PROBLEM DESCRIPTION =
Retype all of the data. Every line must match exactly.

ENTRIES PROVIDED =
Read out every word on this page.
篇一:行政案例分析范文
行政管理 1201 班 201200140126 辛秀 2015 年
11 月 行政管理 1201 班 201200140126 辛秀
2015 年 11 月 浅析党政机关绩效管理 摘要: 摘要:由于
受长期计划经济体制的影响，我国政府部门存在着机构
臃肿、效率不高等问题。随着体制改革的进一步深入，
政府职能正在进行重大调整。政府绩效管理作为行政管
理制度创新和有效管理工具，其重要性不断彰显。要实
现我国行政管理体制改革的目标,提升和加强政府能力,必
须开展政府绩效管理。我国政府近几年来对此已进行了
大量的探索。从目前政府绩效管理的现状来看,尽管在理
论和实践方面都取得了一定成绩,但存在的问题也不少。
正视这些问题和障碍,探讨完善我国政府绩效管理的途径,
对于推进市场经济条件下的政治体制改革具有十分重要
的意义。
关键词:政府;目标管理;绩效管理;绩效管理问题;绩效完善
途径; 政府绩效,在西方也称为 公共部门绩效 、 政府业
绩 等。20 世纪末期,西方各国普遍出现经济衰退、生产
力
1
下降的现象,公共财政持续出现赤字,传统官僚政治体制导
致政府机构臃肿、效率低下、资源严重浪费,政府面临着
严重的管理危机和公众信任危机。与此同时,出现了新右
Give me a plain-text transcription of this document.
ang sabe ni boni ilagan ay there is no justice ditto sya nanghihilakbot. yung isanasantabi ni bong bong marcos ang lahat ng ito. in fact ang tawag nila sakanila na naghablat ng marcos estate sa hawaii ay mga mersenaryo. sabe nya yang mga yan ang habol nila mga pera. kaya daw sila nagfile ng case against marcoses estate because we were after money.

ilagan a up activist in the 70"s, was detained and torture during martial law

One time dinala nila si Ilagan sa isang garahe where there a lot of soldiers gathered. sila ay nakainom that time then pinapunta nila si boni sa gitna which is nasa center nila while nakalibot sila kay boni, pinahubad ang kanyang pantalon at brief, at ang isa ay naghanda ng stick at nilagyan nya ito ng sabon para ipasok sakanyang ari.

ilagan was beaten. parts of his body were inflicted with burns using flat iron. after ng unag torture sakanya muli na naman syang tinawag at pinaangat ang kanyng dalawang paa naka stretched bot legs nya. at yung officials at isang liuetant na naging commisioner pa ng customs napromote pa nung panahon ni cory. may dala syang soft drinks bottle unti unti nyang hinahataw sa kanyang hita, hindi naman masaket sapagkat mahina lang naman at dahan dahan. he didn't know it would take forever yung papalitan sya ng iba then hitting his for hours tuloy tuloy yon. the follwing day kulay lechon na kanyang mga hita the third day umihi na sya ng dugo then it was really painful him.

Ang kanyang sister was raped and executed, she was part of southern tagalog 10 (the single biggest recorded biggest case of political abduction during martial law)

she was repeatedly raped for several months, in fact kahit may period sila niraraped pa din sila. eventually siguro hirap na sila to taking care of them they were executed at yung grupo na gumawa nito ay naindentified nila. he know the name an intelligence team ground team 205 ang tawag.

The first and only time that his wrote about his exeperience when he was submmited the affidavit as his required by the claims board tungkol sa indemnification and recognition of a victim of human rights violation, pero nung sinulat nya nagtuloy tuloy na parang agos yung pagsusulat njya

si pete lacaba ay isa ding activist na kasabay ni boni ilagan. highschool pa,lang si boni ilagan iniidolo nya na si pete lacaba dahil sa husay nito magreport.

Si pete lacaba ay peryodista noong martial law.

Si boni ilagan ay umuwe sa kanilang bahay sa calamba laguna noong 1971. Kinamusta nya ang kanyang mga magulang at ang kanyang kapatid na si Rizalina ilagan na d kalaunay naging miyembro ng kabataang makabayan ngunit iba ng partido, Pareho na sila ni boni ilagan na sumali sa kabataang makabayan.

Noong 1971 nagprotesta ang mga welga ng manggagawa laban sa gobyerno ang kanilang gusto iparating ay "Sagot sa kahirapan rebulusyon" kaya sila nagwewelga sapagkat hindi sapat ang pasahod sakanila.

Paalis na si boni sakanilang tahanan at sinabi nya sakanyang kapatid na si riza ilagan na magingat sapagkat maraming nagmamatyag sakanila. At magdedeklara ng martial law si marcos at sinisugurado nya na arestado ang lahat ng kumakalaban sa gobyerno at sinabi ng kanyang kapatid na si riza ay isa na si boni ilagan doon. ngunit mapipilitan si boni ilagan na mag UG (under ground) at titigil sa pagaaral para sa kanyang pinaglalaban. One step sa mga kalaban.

WRITTEN RESPONSE =
Read out every word on this page.
篇一:行政案例分析范文
行政管理 1201 班 201200140126 辛秀 2015 年
11 月 行政管理 1201 班 201200140126 辛秀
2015 年 11 月 浅析党政机关绩效管理 摘要: 摘要:由于
受长期计划经济体制的影响，我国政府部门存在着机构
臃肿、效率不高等问题。随着体制改革的进一步深入，
政府职能正在进行重大调整。政府绩效管理作为行政管
理制度创新和有效管理工具，其重要性不断彰显。要实
现我国行政管理体制改革的目标,提升和加强政府能力,必
须开展政府绩效管理。我国政府近几年来对此已进行了
大量的探索。从目前政府绩效管理的现状来看,尽管在理
论和实践方面都取得了一定成绩,但存在的问题也不少。
正视这些问题和障碍,探讨完善我国政府绩效管理的途径,
对于推进市场经济条件下的政治体制改革具有十分重要
的意义。
关键词:政府;目标管理;绩效管理;绩效管理问题;绩效完善
途径; 政府绩效,在西方也称为 公共部门绩效 、 政府业
绩 等。20 世纪末期,西方各国普遍出现经济衰退、生产
力
1
下降的现象,公共财政持续出现赤字,传统官僚政治体制导
致政府机构臃肿、效率低下、资源严重浪费,政府面临着
严重的管理危机和公众信任危机。与此同时,出现了新右
Give me a plain-text transcription of this document.
ang sabe ni boni ilagan ay there is no justice ditto sya nanghihilakbot. yung isanasantabi ni bong bong marcos ang lahat ng ito. in fact ang tawag nila sakanila na naghablat ng marcos estate sa hawaii ay mga mersenaryo. sabe nya yang mga yan ang habol nila mga pera. kaya daw sila nagfile ng case against marcoses estate because we were after money.

ilagan a up activist in the 70"s, was detained and torture during martial law

One time dinala nila si Ilagan sa isang garahe where there a lot of soldiers gathered. sila ay nakainom that time then pinapunta nila si boni sa gitna which is nasa center nila while nakalibot sila kay boni, pinahubad ang kanyang pantalon at brief, at ang isa ay naghanda ng stick at nilagyan nya ito ng sabon para ipasok sakanyang ari.

ilagan was beaten. parts of his body were inflicted with burns using flat iron. after ng unag torture sakanya muli na naman syang tinawag at pinaangat ang kanyng dalawang paa naka stretched bot legs nya. at yung officials at isang liuetant na naging commisioner pa ng customs napromote pa nung panahon ni cory. may dala syang soft drinks bottle unti unti nyang hinahataw sa kanyang hita, hindi naman masaket sapagkat mahina lang naman at dahan dahan. he didn't know it would take forever yung papalitan sya ng iba then hitting his for hours tuloy tuloy yon. the follwing day kulay lechon na kanyang mga hita the third day umihi na sya ng dugo then it was really painful him.

Ang kanyang sister was raped and executed, she was part of southern tagalog 10 (the single biggest recorded biggest case of political abduction during martial law)

she was repeatedly raped for several months, in fact kahit may period sila niraraped pa din sila. eventually siguro hirap na sila to taking care of them they were executed at yung grupo na gumawa nito ay naindentified nila. he know the name an intelligence team ground team 205 ang tawag.

The first and only time that his wrote about his exeperience when he was submmited the affidavit as his required by the claims board tungkol sa indemnification and recognition of a victim of human rights violation, pero nung sinulat nya nagtuloy tuloy na parang agos yung pagsusulat njya

si pete lacaba ay isa ding activist na kasabay ni boni ilagan. highschool pa,lang si boni ilagan iniidolo nya na si pete lacaba dahil sa husay nito magreport.

Si pete lacaba ay peryodista noong martial law.

Si boni ilagan ay umuwe sa kanilang bahay sa calamba laguna noong 1971. Kinamusta nya ang kanyang mga magulang at ang kanyang kapatid na si Rizalina ilagan na d kalaunay naging miyembro ng kabataang makabayan ngunit iba ng partido, Pareho na sila ni boni ilagan na sumali sa kabataang makabayan.

Noong 1971 nagprotesta ang mga welga ng manggagawa laban sa gobyerno ang kanilang gusto iparating ay "Sagot sa kahirapan rebulusyon" kaya sila nagwewelga sapagkat hindi sapat ang pasahod sakanila.

Paalis na si boni sakanilang tahanan at sinabi nya sakanyang kapatid na si riza ilagan na magingat sapagkat maraming nagmamatyag sakanila. At magdedeklara ng martial law si marcos at sinisugurado nya na arestado ang lahat ng kumakalaban sa gobyerno at sinabi ng kanyang kapatid na si riza ay isa na si boni ilagan doon. ngunit mapipilitan si boni ilagan na mag UG (under ground) at titigil sa pagaaral para sa kanyang pinaglalaban. One step sa mga kalaban.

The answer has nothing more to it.